* [RECORD EXTRACTS]
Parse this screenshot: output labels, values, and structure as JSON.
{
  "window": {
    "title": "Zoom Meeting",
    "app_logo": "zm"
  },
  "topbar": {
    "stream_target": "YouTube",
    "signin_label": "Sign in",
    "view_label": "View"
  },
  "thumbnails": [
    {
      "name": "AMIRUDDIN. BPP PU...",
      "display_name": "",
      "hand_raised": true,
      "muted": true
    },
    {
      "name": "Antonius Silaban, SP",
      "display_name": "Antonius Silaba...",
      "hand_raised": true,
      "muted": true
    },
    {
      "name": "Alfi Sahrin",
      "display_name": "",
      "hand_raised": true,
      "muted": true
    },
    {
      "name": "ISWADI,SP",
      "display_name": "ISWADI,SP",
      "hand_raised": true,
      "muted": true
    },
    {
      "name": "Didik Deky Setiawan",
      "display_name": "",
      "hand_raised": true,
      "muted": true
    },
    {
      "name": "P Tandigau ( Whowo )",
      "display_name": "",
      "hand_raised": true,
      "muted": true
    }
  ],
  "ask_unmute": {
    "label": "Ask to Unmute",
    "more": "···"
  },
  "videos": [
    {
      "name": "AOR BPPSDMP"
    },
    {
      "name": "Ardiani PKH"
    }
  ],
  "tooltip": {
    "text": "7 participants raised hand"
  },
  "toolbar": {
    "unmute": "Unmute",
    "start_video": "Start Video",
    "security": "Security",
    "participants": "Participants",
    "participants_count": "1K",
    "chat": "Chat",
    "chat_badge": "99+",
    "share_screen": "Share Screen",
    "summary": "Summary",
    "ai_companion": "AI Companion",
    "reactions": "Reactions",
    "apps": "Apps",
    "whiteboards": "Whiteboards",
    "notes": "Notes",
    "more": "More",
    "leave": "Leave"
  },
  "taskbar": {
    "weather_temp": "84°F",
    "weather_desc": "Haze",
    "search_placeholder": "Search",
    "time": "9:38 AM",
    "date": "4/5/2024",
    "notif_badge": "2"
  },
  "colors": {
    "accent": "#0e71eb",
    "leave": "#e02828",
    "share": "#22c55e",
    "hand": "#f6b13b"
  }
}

* [STATED GOAL]
Each record above must be given again exactly.

* [TASK ANSWER]
Parse this screenshot: output labels, values, and structure as JSON.
{
  "window": {
    "title": "Zoom Meeting",
    "app_logo": "zm"
  },
  "topbar": {
    "stream_target": "YouTube",
    "signin_label": "Sign in",
    "view_label": "View"
  },
  "thumbnails": [
    {
      "name": "AMIRUDDIN. BPP PU...",
      "display_name": "",
      "hand_raised": true,
      "muted": true
    },
    {
      "name": "Antonius Silaban, SP",
      "display_name": "Antonius Silaba...",
      "hand_raised": true,
      "muted": true
    },
    {
      "name": "Alfi Sahrin",
      "display_name": "",
      "hand_raised": true,
      "muted": true
    },
    {
      "name": "ISWADI,SP",
      "display_name": "ISWADI,SP",
      "hand_raised": true,
      "muted": true
    },
    {
      "name": "Didik Deky Setiawan",
      "display_name": "",
      "hand_raised": true,
      "muted": true
    },
    {
      "name": "P Tandigau ( Whowo )",
      "display_name": "",
      "hand_raised": true,
      "muted": true
    }
  ],
  "ask_unmute": {
    "label": "Ask to Unmute",
    "more": "···"
  },
  "videos": [
    {
      "name": "AOR BPPSDMP"
    },
    {
      "name": "Ardiani PKH"
    }
  ],
  "tooltip": {
    "text": "7 participants raised hand"
  },
  "toolbar": {
    "unmute": "Unmute",
    "start_video": "Start Video",
    "security": "Security",
    "participants": "Participants",
    "participants_count": "1K",
    "chat": "Chat",
    "chat_badge": "99+",
    "share_screen": "Share Screen",
    "summary": "Summary",
    "ai_companion": "AI Companion",
    "reactions": "Reactions",
    "apps": "Apps",
    "whiteboards": "Whiteboards",
    "notes": "Notes",
    "more": "More",
    "leave": "Leave"
  },
  "taskbar": {
    "weather_temp": "84°F",
    "weather_desc": "Haze",
    "search_placeholder": "Search",
    "time": "9:38 AM",
    "date": "4/5/2024",
    "notif_badge": "2"
  },
  "colors": {
    "accent": "#0e71eb",
    "leave": "#e02828",
    "share": "#22c55e",
    "hand": "#f6b13b"
  }
}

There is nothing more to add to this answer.